* What to work on
What number of lines in the material contain the word "Same"? Give that number alone.
········
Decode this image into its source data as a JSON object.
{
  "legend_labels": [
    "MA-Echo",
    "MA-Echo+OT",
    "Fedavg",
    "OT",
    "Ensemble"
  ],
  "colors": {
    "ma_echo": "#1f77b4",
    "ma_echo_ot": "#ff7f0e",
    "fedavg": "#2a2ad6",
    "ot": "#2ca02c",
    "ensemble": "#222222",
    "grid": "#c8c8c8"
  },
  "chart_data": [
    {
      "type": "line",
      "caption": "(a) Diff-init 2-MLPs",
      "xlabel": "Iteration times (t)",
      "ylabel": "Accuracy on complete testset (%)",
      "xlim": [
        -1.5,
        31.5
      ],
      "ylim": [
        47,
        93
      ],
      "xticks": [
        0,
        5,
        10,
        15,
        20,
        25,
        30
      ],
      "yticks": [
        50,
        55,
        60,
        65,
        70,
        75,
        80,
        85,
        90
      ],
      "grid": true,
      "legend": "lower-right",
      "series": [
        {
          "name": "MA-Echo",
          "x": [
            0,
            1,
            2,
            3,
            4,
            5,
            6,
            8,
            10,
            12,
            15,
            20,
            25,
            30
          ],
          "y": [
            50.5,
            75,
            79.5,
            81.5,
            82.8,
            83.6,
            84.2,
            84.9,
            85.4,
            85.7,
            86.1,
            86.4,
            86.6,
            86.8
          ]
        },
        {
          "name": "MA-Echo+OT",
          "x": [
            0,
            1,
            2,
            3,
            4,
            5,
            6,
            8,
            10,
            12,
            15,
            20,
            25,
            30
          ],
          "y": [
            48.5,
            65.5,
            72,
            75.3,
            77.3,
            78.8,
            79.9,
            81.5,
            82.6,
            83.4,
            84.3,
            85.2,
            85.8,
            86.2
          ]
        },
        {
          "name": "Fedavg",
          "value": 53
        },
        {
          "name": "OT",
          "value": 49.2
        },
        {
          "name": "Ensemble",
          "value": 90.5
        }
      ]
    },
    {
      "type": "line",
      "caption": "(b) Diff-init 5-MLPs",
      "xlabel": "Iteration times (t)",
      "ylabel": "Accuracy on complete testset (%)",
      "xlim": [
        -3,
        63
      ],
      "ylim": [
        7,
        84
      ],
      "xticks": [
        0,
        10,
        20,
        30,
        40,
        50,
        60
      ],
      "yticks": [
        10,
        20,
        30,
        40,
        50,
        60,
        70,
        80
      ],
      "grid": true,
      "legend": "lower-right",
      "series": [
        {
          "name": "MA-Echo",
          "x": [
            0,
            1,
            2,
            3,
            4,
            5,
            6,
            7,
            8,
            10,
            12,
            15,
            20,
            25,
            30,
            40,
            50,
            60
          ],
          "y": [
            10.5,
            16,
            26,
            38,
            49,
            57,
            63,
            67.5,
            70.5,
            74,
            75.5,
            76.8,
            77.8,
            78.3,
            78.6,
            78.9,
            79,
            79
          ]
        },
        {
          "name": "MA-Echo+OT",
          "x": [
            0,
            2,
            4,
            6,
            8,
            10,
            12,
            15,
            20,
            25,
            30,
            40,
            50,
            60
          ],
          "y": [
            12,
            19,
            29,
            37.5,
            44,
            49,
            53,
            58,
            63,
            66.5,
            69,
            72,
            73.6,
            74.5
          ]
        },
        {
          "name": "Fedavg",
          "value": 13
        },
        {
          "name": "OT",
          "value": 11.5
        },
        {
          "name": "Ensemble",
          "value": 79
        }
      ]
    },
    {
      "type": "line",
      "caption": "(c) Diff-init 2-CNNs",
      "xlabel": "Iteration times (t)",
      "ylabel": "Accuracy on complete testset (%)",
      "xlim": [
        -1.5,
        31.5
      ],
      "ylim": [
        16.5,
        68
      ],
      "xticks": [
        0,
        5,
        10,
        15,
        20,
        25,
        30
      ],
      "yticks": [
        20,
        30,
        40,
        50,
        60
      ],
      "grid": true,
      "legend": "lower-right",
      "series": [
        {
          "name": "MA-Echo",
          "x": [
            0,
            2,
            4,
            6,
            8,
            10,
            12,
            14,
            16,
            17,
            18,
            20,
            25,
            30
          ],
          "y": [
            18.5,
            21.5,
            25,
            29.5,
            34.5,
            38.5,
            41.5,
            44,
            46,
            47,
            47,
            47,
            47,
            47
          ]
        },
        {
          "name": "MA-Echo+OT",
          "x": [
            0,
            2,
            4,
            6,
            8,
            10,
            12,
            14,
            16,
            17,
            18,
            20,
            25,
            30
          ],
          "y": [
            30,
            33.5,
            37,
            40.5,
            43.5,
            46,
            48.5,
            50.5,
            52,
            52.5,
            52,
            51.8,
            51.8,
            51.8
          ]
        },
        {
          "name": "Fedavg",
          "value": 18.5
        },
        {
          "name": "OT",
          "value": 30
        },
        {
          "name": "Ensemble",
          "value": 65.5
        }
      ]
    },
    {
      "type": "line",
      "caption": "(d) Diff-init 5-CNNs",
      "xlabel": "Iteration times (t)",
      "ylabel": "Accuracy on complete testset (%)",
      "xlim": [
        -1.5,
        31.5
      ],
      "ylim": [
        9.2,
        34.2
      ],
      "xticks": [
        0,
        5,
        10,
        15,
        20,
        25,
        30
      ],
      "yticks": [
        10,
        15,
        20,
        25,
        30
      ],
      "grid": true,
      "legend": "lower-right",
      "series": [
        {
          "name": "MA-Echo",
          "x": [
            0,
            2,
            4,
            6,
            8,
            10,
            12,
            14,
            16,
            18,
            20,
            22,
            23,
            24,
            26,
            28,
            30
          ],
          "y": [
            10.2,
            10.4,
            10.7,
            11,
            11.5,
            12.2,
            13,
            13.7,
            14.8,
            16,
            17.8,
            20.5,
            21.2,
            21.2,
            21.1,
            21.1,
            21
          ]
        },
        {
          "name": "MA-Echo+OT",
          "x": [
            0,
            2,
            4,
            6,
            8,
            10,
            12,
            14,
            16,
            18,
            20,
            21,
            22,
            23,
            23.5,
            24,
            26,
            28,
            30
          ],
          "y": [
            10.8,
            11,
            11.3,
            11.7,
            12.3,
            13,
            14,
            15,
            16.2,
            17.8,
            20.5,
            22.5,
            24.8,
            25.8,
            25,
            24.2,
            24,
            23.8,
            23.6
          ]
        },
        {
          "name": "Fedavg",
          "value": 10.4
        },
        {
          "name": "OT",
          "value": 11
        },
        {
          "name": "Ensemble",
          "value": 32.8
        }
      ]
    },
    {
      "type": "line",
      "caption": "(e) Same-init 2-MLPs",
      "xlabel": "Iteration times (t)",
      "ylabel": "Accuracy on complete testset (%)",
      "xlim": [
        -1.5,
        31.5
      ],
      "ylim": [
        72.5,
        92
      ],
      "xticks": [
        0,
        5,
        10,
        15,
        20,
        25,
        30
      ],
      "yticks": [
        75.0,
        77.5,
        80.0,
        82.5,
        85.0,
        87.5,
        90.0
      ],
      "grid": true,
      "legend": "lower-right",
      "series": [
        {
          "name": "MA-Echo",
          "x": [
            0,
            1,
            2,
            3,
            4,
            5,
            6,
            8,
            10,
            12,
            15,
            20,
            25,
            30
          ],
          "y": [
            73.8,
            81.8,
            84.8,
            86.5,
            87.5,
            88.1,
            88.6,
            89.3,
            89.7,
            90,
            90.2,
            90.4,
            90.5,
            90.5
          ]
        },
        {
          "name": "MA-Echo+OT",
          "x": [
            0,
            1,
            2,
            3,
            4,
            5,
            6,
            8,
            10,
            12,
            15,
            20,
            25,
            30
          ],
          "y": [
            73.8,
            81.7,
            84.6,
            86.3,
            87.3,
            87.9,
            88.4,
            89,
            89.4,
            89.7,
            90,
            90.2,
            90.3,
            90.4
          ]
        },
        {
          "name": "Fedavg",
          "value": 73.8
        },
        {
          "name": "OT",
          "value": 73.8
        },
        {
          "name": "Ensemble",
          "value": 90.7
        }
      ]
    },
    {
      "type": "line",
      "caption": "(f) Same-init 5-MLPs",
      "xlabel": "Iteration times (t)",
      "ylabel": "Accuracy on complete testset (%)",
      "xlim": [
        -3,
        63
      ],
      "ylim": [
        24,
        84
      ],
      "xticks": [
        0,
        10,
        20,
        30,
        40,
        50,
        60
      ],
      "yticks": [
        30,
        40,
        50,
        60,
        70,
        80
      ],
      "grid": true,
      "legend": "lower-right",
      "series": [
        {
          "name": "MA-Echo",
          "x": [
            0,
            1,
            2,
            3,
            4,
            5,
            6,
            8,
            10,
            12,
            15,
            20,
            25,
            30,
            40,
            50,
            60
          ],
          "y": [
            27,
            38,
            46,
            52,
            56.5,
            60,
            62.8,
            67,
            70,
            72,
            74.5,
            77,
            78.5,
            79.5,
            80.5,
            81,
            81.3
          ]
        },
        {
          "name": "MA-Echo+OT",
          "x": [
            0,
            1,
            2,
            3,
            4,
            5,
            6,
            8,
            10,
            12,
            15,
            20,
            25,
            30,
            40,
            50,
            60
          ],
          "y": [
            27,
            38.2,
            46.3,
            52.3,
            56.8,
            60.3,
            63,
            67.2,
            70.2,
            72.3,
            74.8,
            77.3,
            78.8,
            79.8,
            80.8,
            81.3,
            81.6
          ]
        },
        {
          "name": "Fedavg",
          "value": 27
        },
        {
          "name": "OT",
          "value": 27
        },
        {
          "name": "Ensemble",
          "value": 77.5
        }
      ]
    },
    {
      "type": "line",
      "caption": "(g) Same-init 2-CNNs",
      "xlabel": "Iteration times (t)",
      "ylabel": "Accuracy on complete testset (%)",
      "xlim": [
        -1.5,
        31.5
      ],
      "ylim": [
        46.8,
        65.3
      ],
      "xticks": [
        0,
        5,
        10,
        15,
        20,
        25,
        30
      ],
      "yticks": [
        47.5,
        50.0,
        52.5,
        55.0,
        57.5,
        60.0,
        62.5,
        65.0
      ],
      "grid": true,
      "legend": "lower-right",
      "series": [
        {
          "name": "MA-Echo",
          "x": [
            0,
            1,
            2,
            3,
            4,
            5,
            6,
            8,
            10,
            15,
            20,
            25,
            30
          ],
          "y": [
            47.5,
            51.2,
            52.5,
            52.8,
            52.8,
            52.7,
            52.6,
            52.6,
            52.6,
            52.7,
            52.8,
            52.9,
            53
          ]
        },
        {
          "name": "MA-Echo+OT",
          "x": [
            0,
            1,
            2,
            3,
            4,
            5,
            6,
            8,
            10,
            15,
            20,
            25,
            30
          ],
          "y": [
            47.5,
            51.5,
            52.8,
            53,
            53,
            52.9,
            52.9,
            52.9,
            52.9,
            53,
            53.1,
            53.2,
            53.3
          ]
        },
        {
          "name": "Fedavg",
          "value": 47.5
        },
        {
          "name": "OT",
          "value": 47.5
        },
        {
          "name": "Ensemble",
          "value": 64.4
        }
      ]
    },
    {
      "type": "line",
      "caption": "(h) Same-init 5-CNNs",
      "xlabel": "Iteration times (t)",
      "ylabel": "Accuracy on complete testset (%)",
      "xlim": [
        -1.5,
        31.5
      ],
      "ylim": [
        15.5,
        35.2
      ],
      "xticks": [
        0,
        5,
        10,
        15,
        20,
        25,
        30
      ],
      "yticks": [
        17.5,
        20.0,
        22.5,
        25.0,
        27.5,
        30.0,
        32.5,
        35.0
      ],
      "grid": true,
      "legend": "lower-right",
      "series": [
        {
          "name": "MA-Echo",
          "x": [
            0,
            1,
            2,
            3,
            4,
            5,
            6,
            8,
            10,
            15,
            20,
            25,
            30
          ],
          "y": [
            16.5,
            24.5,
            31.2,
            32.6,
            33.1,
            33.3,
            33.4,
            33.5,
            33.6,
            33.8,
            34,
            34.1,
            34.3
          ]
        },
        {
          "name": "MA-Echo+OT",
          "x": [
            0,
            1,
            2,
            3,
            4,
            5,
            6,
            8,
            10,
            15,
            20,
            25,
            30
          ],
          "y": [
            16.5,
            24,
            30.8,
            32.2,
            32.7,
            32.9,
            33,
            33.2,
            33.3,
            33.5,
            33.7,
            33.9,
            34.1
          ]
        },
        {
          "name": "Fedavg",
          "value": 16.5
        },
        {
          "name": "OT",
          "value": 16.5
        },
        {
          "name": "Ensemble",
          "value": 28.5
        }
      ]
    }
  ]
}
········
* Written response
4